> Directions for this task
Find all lines in the records that include the word "solutions", and copy them out.

** BEGIN Information shown **

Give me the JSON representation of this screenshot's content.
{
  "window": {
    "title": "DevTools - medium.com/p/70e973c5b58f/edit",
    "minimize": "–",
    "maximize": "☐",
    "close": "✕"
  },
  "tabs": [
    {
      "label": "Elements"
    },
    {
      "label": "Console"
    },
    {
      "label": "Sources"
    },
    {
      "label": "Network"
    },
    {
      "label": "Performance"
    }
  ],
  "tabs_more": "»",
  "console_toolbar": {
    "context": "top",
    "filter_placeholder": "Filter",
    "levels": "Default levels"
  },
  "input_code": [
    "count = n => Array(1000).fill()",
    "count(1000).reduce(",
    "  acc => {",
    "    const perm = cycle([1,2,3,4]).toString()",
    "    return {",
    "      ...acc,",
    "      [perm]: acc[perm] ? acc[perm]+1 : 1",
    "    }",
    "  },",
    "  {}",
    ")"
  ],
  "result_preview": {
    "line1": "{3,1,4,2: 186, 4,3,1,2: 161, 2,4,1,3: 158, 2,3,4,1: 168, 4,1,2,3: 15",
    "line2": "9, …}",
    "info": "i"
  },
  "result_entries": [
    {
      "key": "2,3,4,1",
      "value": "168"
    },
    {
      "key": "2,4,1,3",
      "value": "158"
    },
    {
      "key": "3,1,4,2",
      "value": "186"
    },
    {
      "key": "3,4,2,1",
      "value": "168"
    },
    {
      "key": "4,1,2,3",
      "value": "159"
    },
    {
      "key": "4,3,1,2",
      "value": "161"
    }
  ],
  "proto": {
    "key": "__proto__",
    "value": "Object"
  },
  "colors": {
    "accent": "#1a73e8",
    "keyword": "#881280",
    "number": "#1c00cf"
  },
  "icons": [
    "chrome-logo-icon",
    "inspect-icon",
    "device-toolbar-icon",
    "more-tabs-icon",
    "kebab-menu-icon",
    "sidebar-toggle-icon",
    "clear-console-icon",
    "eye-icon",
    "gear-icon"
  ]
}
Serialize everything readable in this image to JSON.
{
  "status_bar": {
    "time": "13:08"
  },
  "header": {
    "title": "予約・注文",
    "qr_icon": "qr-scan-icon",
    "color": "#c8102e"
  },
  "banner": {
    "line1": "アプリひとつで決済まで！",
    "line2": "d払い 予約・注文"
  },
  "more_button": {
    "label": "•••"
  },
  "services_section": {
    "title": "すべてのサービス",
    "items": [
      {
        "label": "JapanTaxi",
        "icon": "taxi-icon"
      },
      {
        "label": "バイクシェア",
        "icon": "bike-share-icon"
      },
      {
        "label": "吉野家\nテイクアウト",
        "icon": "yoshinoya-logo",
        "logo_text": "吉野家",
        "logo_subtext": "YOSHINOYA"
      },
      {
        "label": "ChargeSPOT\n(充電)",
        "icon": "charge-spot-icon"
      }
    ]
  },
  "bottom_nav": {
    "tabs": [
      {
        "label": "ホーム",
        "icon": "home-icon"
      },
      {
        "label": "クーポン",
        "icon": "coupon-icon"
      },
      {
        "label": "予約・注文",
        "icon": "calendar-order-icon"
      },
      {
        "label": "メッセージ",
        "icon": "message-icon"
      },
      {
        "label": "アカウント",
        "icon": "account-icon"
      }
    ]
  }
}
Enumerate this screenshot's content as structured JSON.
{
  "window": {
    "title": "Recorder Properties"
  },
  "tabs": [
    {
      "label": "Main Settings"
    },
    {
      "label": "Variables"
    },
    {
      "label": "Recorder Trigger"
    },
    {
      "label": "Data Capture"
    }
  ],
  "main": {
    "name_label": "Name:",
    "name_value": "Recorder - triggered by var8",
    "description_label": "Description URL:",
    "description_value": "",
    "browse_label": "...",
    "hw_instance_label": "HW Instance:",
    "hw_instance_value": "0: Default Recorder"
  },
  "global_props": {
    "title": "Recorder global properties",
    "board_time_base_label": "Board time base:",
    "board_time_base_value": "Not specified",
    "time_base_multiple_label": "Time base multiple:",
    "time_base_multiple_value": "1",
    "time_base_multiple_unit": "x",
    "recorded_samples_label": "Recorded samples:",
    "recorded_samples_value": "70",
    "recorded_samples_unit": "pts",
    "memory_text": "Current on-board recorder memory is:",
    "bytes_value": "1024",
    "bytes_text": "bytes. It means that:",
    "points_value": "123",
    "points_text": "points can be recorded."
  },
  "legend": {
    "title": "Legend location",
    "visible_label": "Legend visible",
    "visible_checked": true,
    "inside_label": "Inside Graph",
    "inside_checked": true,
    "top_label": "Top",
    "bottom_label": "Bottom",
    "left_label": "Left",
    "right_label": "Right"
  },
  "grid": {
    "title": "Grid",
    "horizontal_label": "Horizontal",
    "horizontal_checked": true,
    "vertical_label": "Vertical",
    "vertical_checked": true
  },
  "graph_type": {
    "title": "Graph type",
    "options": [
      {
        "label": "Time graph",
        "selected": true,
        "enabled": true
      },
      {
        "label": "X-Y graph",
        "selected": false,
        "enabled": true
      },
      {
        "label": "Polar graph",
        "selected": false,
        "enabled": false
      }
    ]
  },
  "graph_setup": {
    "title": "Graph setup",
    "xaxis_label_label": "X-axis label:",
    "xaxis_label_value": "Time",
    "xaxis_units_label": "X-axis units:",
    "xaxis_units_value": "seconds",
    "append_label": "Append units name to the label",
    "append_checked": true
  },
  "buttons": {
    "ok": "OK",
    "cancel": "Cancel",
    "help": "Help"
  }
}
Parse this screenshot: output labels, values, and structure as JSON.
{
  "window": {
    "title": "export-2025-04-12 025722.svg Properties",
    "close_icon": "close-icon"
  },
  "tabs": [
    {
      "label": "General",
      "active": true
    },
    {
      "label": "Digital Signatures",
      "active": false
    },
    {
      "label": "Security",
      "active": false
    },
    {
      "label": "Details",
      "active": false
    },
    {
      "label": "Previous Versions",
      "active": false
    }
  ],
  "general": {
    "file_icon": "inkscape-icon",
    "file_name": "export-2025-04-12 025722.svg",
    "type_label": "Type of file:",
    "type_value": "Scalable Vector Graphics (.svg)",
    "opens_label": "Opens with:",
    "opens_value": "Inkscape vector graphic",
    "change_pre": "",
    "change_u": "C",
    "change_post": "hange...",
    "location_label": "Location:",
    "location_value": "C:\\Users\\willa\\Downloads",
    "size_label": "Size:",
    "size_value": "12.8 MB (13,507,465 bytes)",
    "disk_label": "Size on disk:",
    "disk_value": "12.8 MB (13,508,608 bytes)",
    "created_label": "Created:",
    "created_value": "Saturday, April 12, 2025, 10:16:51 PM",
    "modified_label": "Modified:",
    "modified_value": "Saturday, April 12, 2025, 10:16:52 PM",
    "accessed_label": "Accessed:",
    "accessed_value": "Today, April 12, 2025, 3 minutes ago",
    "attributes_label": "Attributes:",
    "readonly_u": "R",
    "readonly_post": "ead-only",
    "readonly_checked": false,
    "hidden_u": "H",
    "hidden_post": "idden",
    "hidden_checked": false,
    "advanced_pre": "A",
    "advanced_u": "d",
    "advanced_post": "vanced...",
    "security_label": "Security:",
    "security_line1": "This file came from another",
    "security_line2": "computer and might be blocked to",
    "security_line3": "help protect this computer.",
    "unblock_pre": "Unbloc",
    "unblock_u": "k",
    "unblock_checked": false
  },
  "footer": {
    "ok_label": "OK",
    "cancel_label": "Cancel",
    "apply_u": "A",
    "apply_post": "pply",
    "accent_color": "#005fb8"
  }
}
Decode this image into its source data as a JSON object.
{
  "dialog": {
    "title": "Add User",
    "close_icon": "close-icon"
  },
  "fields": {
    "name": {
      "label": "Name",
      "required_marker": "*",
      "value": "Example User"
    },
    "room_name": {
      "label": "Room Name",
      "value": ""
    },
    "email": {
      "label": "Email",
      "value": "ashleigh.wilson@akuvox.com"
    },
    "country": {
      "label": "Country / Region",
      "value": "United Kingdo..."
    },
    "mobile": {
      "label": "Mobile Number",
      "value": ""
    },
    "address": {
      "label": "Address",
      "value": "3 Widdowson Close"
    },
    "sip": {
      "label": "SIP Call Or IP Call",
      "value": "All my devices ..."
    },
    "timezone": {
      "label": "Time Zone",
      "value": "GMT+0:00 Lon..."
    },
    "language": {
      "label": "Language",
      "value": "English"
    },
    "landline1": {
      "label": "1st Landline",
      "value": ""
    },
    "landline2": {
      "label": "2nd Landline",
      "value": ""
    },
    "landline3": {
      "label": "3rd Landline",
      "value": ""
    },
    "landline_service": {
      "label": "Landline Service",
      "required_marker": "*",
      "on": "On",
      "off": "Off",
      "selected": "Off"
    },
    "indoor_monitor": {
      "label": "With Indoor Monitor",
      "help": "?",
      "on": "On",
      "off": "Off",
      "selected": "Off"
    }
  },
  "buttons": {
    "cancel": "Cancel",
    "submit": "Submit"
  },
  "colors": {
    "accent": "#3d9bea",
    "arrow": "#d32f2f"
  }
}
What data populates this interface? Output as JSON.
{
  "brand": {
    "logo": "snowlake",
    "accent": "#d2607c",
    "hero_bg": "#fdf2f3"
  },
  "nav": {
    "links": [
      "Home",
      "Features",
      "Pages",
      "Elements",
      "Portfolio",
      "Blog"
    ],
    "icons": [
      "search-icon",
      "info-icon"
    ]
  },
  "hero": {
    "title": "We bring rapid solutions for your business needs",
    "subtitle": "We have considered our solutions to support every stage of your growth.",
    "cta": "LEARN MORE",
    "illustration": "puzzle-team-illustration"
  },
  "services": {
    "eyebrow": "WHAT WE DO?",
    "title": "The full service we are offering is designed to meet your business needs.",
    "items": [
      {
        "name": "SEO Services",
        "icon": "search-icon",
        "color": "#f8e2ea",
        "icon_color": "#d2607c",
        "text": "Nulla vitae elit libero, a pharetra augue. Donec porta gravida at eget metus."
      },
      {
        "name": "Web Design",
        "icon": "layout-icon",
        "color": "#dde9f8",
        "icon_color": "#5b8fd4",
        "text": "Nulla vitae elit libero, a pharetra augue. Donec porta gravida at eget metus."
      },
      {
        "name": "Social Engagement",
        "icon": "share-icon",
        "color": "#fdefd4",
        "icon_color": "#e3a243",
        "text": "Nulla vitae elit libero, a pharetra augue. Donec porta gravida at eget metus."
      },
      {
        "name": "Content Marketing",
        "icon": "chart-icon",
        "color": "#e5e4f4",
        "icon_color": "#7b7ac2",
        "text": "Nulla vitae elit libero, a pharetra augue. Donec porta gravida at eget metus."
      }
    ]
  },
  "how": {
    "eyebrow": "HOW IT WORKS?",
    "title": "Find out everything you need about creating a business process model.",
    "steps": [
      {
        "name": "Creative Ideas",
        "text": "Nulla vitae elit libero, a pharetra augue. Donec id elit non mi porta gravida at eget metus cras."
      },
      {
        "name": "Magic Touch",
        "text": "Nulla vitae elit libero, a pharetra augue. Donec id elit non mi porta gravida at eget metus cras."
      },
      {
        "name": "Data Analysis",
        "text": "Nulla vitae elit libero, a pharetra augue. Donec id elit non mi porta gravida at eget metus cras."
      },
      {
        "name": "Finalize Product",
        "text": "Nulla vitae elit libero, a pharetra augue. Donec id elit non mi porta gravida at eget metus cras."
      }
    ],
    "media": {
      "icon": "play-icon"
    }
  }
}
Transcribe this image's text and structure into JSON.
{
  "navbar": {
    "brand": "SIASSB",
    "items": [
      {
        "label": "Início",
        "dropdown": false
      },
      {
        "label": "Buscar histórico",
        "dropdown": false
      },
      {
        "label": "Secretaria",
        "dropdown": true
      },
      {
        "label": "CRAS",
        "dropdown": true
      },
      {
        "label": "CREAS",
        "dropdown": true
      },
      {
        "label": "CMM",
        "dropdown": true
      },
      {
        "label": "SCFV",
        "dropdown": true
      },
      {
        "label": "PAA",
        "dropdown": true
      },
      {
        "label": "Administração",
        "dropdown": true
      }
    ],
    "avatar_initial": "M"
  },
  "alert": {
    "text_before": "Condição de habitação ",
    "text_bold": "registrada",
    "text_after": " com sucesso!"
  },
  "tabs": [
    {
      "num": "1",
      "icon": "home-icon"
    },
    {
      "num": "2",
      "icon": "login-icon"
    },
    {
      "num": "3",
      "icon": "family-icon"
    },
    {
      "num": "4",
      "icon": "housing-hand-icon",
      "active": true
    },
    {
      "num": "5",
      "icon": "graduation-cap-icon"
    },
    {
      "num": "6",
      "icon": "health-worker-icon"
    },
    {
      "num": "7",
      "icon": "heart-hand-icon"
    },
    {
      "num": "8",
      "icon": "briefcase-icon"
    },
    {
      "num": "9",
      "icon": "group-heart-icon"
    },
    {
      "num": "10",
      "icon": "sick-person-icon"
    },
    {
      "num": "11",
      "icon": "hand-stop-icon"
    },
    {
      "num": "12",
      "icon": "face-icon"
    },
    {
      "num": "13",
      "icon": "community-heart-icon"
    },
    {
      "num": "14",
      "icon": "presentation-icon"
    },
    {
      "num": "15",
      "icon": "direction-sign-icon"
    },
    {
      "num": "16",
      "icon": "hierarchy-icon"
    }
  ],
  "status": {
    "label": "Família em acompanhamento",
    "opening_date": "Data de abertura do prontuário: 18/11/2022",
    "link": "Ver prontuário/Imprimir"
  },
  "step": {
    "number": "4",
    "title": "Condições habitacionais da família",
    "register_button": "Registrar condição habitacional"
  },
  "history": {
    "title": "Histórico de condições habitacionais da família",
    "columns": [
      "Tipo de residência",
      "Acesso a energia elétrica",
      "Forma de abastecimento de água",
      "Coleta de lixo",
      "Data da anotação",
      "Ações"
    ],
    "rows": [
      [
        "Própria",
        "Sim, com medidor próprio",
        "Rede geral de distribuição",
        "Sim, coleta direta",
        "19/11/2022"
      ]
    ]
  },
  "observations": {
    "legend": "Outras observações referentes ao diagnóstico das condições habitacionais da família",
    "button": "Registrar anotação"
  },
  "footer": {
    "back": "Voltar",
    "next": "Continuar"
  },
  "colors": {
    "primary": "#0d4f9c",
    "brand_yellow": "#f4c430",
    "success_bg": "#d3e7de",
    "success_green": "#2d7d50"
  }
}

** END Information shown **

> Response to the exercise
    "title": "We bring rapid solutions for your business needs",
    "subtitle": "We have considered our solutions to support every stage of your growth.",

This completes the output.